→ **Task details**: Repeat the lines below word for word, keeping every character, number, and symbol unchanged.

→ **Data to process**:

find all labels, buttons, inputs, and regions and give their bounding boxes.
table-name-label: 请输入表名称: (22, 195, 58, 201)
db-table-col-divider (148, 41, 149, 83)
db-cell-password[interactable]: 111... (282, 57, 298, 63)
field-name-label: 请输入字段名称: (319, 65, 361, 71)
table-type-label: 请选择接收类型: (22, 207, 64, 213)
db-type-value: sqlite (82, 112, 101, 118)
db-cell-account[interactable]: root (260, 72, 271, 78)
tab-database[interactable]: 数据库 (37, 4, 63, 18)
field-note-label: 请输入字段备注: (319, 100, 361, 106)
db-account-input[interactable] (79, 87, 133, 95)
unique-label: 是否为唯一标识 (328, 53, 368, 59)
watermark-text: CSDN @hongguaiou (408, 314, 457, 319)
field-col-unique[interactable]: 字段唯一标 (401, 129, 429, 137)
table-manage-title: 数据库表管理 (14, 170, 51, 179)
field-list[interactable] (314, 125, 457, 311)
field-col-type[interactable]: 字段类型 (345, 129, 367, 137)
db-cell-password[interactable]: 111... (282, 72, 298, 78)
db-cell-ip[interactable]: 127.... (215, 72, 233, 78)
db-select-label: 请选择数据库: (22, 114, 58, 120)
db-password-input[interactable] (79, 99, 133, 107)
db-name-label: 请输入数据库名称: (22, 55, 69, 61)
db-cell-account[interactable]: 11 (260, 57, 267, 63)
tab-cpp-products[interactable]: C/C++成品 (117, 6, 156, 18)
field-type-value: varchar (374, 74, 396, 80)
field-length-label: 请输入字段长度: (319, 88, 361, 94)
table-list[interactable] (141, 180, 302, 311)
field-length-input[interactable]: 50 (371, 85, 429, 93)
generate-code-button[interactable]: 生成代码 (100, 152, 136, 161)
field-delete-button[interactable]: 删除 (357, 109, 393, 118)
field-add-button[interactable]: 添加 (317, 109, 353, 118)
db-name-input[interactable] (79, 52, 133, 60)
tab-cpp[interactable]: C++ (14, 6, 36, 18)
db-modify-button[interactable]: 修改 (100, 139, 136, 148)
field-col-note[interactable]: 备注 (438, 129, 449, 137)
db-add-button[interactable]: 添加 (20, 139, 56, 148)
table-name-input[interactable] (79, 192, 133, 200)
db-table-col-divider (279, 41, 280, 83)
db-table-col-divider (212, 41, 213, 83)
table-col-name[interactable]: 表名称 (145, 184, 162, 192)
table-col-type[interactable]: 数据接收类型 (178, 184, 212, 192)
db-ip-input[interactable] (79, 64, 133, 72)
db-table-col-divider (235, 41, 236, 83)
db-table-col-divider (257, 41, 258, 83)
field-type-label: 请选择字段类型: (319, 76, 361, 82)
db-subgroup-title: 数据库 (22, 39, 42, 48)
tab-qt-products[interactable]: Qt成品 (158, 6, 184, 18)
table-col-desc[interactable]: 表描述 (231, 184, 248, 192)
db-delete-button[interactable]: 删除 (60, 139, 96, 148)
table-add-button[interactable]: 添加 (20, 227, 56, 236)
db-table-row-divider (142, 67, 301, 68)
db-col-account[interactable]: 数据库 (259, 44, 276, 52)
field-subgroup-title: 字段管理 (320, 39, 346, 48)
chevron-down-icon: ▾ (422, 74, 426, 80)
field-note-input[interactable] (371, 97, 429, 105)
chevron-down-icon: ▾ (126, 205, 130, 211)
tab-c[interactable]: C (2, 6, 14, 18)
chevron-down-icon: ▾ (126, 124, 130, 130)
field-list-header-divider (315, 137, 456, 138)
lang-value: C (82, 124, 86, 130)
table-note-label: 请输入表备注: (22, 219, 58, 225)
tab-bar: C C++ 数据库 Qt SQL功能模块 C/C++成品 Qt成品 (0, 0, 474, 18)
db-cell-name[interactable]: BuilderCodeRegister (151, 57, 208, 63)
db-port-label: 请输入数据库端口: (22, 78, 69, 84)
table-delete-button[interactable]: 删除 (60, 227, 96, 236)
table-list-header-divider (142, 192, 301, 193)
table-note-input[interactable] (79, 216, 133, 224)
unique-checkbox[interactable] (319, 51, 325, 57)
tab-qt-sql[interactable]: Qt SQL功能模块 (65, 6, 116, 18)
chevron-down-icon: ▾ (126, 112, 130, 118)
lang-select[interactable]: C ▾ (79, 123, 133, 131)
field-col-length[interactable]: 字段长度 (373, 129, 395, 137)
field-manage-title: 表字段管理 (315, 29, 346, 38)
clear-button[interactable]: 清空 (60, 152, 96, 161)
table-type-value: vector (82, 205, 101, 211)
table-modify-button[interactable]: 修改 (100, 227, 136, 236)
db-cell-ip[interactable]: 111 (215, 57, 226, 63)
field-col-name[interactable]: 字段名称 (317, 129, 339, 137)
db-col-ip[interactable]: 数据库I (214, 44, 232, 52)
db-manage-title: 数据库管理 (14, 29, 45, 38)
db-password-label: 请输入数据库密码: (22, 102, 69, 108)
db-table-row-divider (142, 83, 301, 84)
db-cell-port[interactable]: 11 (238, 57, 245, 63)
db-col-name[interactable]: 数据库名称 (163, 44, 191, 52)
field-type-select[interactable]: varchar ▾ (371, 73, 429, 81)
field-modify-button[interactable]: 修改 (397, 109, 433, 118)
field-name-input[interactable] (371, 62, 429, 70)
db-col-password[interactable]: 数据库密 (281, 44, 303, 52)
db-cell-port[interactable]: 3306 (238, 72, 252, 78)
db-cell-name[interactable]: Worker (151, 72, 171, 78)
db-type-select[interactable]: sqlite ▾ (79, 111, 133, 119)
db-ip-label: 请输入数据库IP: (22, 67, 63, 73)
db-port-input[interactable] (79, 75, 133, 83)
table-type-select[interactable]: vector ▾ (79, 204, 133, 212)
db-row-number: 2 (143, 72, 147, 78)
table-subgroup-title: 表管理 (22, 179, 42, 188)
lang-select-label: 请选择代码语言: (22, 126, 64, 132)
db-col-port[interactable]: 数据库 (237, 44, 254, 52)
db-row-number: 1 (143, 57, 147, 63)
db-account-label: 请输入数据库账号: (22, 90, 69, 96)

→ **Task response**:
find all labels, buttons, inputs, and regions and give their bounding boxes.
table-name-label: 请输入表名称: (22, 195, 58, 201)
db-table-col-divider (148, 41, 149, 83)
db-cell-password[interactable]: 111... (282, 57, 298, 63)
field-name-label: 请输入字段名称: (319, 65, 361, 71)
table-type-label: 请选择接收类型: (22, 207, 64, 213)
db-type-value: sqlite (82, 112, 101, 118)
db-cell-account[interactable]: root (260, 72, 271, 78)
tab-database[interactable]: 数据库 (37, 4, 63, 18)
field-note-label: 请输入字段备注: (319, 100, 361, 106)
db-account-input[interactable] (79, 87, 133, 95)
unique-label: 是否为唯一标识 (328, 53, 368, 59)
watermark-text: CSDN @hongguaiou (408, 314, 457, 319)
field-col-unique[interactable]: 字段唯一标 (401, 129, 429, 137)
table-manage-title: 数据库表管理 (14, 170, 51, 179)
field-list[interactable] (314, 125, 457, 311)
field-col-type[interactable]: 字段类型 (345, 129, 367, 137)
db-cell-password[interactable]: 111... (282, 72, 298, 78)
db-cell-ip[interactable]: 127.... (215, 72, 233, 78)
db-select-label: 请选择数据库: (22, 114, 58, 120)
db-password-input[interactable] (79, 99, 133, 107)
db-name-label: 请输入数据库名称: (22, 55, 69, 61)
db-cell-account[interactable]: 11 (260, 57, 267, 63)
tab-cpp-products[interactable]: C/C++成品 (117, 6, 156, 18)
field-type-value: varchar (374, 74, 396, 80)
field-length-label: 请输入字段长度: (319, 88, 361, 94)
table-list[interactable] (141, 180, 302, 311)
field-length-input[interactable]: 50 (371, 85, 429, 93)
generate-code-button[interactable]: 生成代码 (100, 152, 136, 161)
field-delete-button[interactable]: 删除 (357, 109, 393, 118)
field-add-button[interactable]: 添加 (317, 109, 353, 118)
db-name-input[interactable] (79, 52, 133, 60)
tab-cpp[interactable]: C++ (14, 6, 36, 18)
db-modify-button[interactable]: 修改 (100, 139, 136, 148)
field-col-note[interactable]: 备注 (438, 129, 449, 137)
db-add-button[interactable]: 添加 (20, 139, 56, 148)
table-name-input[interactable] (79, 192, 133, 200)
db-table-col-divider (279, 41, 280, 83)
db-table-col-divider (212, 41, 213, 83)
table-col-name[interactable]: 表名称 (145, 184, 162, 192)
table-col-type[interactable]: 数据接收类型 (178, 184, 212, 192)
db-ip-input[interactable] (79, 64, 133, 72)
db-table-col-divider (235, 41, 236, 83)
db-table-col-divider (257, 41, 258, 83)
field-type-label: 请选择字段类型: (319, 76, 361, 82)
db-subgroup-title: 数据库 (22, 39, 42, 48)
tab-qt-products[interactable]: Qt成品 (158, 6, 184, 18)
table-col-desc[interactable]: 表描述 (231, 184, 248, 192)
db-delete-button[interactable]: 删除 (60, 139, 96, 148)
table-add-button[interactable]: 添加 (20, 227, 56, 236)
db-table-row-divider (142, 67, 301, 68)
db-col-account[interactable]: 数据库 (259, 44, 276, 52)
field-subgroup-title: 字段管理 (320, 39, 346, 48)
chevron-down-icon: ▾ (422, 74, 426, 80)
field-note-input[interactable] (371, 97, 429, 105)
chevron-down-icon: ▾ (126, 205, 130, 211)
tab-c[interactable]: C (2, 6, 14, 18)
chevron-down-icon: ▾ (126, 124, 130, 130)
field-list-header-divider (315, 137, 456, 138)
lang-value: C (82, 124, 86, 130)
table-note-label: 请输入表备注: (22, 219, 58, 225)
tab-bar: C C++ 数据库 Qt SQL功能模块 C/C++成品 Qt成品 (0, 0, 474, 18)
db-cell-name[interactable]: BuilderCodeRegister (151, 57, 208, 63)
db-port-label: 请输入数据库端口: (22, 78, 69, 84)
table-delete-button[interactable]: 删除 (60, 227, 96, 236)
table-list-header-divider (142, 192, 301, 193)
table-note-input[interactable] (79, 216, 133, 224)
unique-checkbox[interactable] (319, 51, 325, 57)
tab-qt-sql[interactable]: Qt SQL功能模块 (65, 6, 116, 18)
chevron-down-icon: ▾ (126, 112, 130, 118)
lang-select[interactable]: C ▾ (79, 123, 133, 131)
field-col-length[interactable]: 字段长度 (373, 129, 395, 137)
field-manage-title: 表字段管理 (315, 29, 346, 38)
clear-button[interactable]: 清空 (60, 152, 96, 161)
table-type-value: vector (82, 205, 101, 211)
table-modify-button[interactable]: 修改 (100, 227, 136, 236)
db-cell-ip[interactable]: 111 (215, 57, 226, 63)
field-col-name[interactable]: 字段名称 (317, 129, 339, 137)
db-col-ip[interactable]: 数据库I (214, 44, 232, 52)
db-manage-title: 数据库管理 (14, 29, 45, 38)
db-password-label: 请输入数据库密码: (22, 102, 69, 108)
db-table-row-divider (142, 83, 301, 84)
db-cell-port[interactable]: 11 (238, 57, 245, 63)
db-col-name[interactable]: 数据库名称 (163, 44, 191, 52)
field-type-select[interactable]: varchar ▾ (371, 73, 429, 81)
field-modify-button[interactable]: 修改 (397, 109, 433, 118)
field-name-input[interactable] (371, 62, 429, 70)
db-col-password[interactable]: 数据库密 (281, 44, 303, 52)
db-cell-port[interactable]: 3306 (238, 72, 252, 78)
db-cell-name[interactable]: Worker (151, 72, 171, 78)
db-type-select[interactable]: sqlite ▾ (79, 111, 133, 119)
db-ip-label: 请输入数据库IP: (22, 67, 63, 73)
db-port-input[interactable] (79, 75, 133, 83)
table-type-select[interactable]: vector ▾ (79, 204, 133, 212)
db-row-number: 2 (143, 72, 147, 78)
table-subgroup-title: 表管理 (22, 179, 42, 188)
lang-select-label: 请选择代码语言: (22, 126, 64, 132)
db-col-port[interactable]: 数据库 (237, 44, 254, 52)
db-row-number: 1 (143, 57, 147, 63)
db-account-label: 请输入数据库账号: (22, 90, 69, 96)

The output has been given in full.